_Objective:_
Your task is to repeat the listing exactly.

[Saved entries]
........
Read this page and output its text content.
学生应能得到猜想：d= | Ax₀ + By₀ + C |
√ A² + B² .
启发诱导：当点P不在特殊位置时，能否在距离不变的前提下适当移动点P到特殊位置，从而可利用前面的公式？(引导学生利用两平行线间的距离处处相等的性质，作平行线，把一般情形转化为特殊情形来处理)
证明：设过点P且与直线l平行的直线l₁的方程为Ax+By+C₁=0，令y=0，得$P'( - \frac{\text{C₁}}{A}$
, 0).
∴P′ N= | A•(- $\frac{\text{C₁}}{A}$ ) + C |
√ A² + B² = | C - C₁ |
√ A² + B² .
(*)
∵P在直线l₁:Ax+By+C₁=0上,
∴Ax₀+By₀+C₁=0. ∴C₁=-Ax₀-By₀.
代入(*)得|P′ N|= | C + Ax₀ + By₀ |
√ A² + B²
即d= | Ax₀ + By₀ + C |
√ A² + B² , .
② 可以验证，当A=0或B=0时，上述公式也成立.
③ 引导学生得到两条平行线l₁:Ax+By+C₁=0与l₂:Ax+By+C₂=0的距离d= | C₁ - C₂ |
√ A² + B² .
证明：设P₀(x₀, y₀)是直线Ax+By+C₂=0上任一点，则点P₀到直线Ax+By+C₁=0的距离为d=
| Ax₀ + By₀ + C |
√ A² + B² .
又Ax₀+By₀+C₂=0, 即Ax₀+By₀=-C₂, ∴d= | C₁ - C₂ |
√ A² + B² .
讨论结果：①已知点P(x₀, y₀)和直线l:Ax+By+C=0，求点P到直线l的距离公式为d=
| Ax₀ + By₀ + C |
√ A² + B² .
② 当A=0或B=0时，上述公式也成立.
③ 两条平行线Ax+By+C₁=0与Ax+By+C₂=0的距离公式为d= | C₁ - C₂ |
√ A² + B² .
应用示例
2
........
_Written solution:_
Read this page and output its text content.
学生应能得到猜想：d= | Ax₀ + By₀ + C |
√ A² + B² .
启发诱导：当点P不在特殊位置时，能否在距离不变的前提下适当移动点P到特殊位置，从而可利用前面的公式？(引导学生利用两平行线间的距离处处相等的性质，作平行线，把一般情形转化为特殊情形来处理)
证明：设过点P且与直线l平行的直线l₁的方程为Ax+By+C₁=0，令y=0，得$P'( - \frac{\text{C₁}}{A}$
, 0).
∴P′ N= | A•(- $\frac{\text{C₁}}{A}$ ) + C |
√ A² + B² = | C - C₁ |
√ A² + B² .
(*)
∵P在直线l₁:Ax+By+C₁=0上,
∴Ax₀+By₀+C₁=0. ∴C₁=-Ax₀-By₀.
代入(*)得|P′ N|= | C + Ax₀ + By₀ |
√ A² + B²
即d= | Ax₀ + By₀ + C |
√ A² + B² , .
② 可以验证，当A=0或B=0时，上述公式也成立.
③ 引导学生得到两条平行线l₁:Ax+By+C₁=0与l₂:Ax+By+C₂=0的距离d= | C₁ - C₂ |
√ A² + B² .
证明：设P₀(x₀, y₀)是直线Ax+By+C₂=0上任一点，则点P₀到直线Ax+By+C₁=0的距离为d=
| Ax₀ + By₀ + C |
√ A² + B² .
又Ax₀+By₀+C₂=0, 即Ax₀+By₀=-C₂, ∴d= | C₁ - C₂ |
√ A² + B² .
讨论结果：①已知点P(x₀, y₀)和直线l:Ax+By+C=0，求点P到直线l的距离公式为d=
| Ax₀ + By₀ + C |
√ A² + B² .
② 当A=0或B=0时，上述公式也成立.
③ 两条平行线Ax+By+C₁=0与Ax+By+C₂=0的距离公式为d= | C₁ - C₂ |
√ A² + B² .
应用示例
2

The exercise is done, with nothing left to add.